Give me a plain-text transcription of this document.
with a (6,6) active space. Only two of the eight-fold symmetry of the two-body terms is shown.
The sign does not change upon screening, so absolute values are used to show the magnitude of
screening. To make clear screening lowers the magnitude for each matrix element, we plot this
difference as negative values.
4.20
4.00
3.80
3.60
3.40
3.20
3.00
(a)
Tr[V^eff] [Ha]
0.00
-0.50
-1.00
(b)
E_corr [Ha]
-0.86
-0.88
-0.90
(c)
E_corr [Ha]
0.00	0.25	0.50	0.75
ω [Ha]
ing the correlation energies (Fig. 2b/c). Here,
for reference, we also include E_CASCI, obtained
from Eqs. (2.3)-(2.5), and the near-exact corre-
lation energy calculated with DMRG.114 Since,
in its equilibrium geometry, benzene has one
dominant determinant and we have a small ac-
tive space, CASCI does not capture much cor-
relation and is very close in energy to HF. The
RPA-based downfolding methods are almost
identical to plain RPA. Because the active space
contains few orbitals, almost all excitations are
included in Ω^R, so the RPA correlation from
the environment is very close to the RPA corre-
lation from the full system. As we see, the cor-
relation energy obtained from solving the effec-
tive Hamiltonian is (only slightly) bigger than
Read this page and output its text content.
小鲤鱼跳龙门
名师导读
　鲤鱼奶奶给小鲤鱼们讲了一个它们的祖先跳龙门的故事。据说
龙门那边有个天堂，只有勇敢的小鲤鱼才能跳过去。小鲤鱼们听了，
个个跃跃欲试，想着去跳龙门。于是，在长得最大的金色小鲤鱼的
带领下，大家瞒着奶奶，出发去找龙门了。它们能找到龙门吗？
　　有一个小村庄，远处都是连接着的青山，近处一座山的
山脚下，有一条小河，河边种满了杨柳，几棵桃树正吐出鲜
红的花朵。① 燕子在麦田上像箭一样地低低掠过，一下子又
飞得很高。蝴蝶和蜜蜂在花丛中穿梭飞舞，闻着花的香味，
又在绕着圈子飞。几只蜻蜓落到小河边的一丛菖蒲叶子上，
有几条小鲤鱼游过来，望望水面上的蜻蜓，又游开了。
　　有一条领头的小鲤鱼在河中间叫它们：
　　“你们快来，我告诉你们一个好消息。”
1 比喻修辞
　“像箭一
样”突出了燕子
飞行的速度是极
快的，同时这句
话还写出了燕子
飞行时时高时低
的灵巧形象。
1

◆ ◆ ◆

Exercise details: Copy every line exactly. Leave nothing out.

Exercise answer:
Give me a plain-text transcription of this document.
with a (6,6) active space. Only two of the eight-fold symmetry of the two-body terms is shown.
The sign does not change upon screening, so absolute values are used to show the magnitude of
screening. To make clear screening lowers the magnitude for each matrix element, we plot this
difference as negative values.
4.20
4.00
3.80
3.60
3.40
3.20
3.00
(a)
Tr[V^eff] [Ha]
0.00
-0.50
-1.00
(b)
E_corr [Ha]
-0.86
-0.88
-0.90
(c)
E_corr [Ha]
0.00	0.25	0.50	0.75
ω [Ha]
ing the correlation energies (Fig. 2b/c). Here,
for reference, we also include E_CASCI, obtained
from Eqs. (2.3)-(2.5), and the near-exact corre-
lation energy calculated with DMRG.114 Since,
in its equilibrium geometry, benzene has one
dominant determinant and we have a small ac-
tive space, CASCI does not capture much cor-
relation and is very close in energy to HF. The
RPA-based downfolding methods are almost
identical to plain RPA. Because the active space
contains few orbitals, almost all excitations are
included in Ω^R, so the RPA correlation from
the environment is very close to the RPA corre-
lation from the full system. As we see, the cor-
relation energy obtained from solving the effec-
tive Hamiltonian is (only slightly) bigger than
Read this page and output its text content.
小鲤鱼跳龙门
名师导读
　鲤鱼奶奶给小鲤鱼们讲了一个它们的祖先跳龙门的故事。据说
龙门那边有个天堂，只有勇敢的小鲤鱼才能跳过去。小鲤鱼们听了，
个个跃跃欲试，想着去跳龙门。于是，在长得最大的金色小鲤鱼的
带领下，大家瞒着奶奶，出发去找龙门了。它们能找到龙门吗？
　　有一个小村庄，远处都是连接着的青山，近处一座山的
山脚下，有一条小河，河边种满了杨柳，几棵桃树正吐出鲜
红的花朵。① 燕子在麦田上像箭一样地低低掠过，一下子又
飞得很高。蝴蝶和蜜蜂在花丛中穿梭飞舞，闻着花的香味，
又在绕着圈子飞。几只蜻蜓落到小河边的一丛菖蒲叶子上，
有几条小鲤鱼游过来，望望水面上的蜻蜓，又游开了。
　　有一条领头的小鲤鱼在河中间叫它们：
　　“你们快来，我告诉你们一个好消息。”
1 比喻修辞
　“像箭一
样”突出了燕子
飞行的速度是极
快的，同时这句
话还写出了燕子
飞行时时高时低
的灵巧形象。
1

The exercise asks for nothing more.